Extrait choisi:
« Le libre arbitre »
La pleine liberté de décider, de faire selon sa volonté
L'absence de contrainte
Quant on parle d'arbitre, on pense souvent en premier à ce gusse en noir muni d'un sifflet (non, pas un agent de police, ni un curé sportif !) qui, sur un terrain
rectangulaire d'environ 0,7 hectare, surveille vingt-deux autres gusses qui essayent pendant une heure et demie de se chiper un ballon rond.
Mais ici, il n'est point question du noir siffleur. Merle alors !
Le mot 'arbitre' existe depuis le XIIIe siècle.
S'il désigne bien, dès le début, une personne qui a pour rôle de juger, trancher ou régler un litige, ou de faire respecter des décisions ou des règles, il a aussi eu le sens de 'volonté', ce
dernier mot l'ayant rapidement supplanté, permettant d'éviter une homonymie pénible.
C'est bien entendu dans ce dernier sens que le mot 'arbitre' doit être compris dans notre locution, sachant qu'on a d'abord parlé du "franc arbitre" au XIIIe siècle,
puis du "libéral arbitre" au XVIe avant que la forme utilisée par Pascal au XVIIe, le libre arbitre devienne la formule usuelle.

Consigne:
Dans l'extrait sur l'expression « libre arbitre », de quel arbitre parlait-on au XVIe siècle ?

Données à analyser:
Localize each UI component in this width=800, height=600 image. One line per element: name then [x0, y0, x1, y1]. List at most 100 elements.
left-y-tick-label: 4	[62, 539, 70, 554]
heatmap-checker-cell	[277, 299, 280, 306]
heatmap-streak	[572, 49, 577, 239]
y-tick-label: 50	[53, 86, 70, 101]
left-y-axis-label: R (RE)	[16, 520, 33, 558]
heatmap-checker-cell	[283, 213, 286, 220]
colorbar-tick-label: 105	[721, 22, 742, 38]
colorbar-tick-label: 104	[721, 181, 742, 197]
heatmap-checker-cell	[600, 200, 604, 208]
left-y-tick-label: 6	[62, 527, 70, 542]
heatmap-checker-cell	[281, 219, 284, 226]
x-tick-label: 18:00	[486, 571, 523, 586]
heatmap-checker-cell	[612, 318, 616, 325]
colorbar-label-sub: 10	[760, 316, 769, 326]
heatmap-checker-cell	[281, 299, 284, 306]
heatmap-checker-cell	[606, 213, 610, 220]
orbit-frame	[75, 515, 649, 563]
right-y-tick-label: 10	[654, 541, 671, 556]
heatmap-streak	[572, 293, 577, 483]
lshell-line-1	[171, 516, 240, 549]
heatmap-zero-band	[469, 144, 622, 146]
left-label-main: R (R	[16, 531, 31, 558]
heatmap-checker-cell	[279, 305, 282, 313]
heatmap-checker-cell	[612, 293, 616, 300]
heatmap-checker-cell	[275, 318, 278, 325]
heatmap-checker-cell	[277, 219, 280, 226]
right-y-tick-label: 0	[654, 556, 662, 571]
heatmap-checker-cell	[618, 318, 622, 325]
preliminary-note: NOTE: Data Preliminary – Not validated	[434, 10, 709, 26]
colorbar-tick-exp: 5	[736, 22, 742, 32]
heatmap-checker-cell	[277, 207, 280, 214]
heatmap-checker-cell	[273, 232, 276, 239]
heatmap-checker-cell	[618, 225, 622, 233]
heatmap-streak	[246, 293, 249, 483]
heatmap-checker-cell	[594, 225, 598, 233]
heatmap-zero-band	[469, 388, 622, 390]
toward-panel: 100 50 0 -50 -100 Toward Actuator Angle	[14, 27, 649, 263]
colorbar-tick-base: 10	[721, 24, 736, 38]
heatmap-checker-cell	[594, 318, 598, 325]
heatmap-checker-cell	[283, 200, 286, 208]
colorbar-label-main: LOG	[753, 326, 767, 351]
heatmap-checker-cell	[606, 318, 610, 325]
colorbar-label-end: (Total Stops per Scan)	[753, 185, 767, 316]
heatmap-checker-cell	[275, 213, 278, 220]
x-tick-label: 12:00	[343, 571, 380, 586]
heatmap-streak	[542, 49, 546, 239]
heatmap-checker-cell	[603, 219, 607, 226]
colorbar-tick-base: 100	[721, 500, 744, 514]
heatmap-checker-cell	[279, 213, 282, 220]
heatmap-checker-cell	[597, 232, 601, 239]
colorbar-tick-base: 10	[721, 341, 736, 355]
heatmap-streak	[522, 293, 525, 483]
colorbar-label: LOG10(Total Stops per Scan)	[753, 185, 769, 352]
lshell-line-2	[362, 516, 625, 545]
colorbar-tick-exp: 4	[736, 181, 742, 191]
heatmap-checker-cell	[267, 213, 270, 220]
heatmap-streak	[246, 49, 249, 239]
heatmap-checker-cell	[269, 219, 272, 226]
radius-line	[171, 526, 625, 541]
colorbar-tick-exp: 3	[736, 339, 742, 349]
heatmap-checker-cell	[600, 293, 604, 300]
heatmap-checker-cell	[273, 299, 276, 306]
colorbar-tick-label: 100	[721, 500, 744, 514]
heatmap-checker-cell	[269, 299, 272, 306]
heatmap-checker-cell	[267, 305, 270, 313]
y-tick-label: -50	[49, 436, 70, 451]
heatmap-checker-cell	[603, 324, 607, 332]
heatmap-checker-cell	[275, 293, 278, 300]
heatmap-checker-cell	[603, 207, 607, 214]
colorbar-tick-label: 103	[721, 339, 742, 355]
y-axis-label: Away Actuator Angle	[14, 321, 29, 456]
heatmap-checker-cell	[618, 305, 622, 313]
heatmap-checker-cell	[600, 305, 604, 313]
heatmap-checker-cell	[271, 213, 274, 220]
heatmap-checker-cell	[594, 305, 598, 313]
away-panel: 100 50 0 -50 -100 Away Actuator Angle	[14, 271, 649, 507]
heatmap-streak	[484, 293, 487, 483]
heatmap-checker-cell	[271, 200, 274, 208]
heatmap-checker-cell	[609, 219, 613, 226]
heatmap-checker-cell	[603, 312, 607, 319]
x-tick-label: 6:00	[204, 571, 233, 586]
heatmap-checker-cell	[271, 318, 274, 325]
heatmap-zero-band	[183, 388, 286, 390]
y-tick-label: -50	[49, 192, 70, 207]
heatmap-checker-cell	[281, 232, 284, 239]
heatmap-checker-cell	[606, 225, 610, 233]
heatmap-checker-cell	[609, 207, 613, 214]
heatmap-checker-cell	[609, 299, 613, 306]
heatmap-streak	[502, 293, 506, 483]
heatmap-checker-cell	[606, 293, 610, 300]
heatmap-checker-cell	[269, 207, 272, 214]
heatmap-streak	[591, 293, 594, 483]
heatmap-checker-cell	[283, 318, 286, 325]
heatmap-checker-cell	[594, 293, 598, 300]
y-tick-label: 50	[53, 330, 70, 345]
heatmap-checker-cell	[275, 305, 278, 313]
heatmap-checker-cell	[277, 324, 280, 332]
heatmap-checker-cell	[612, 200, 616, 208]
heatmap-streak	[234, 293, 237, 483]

Réponse:
Au XVIe siècle, on parlait du « libéral arbitre ».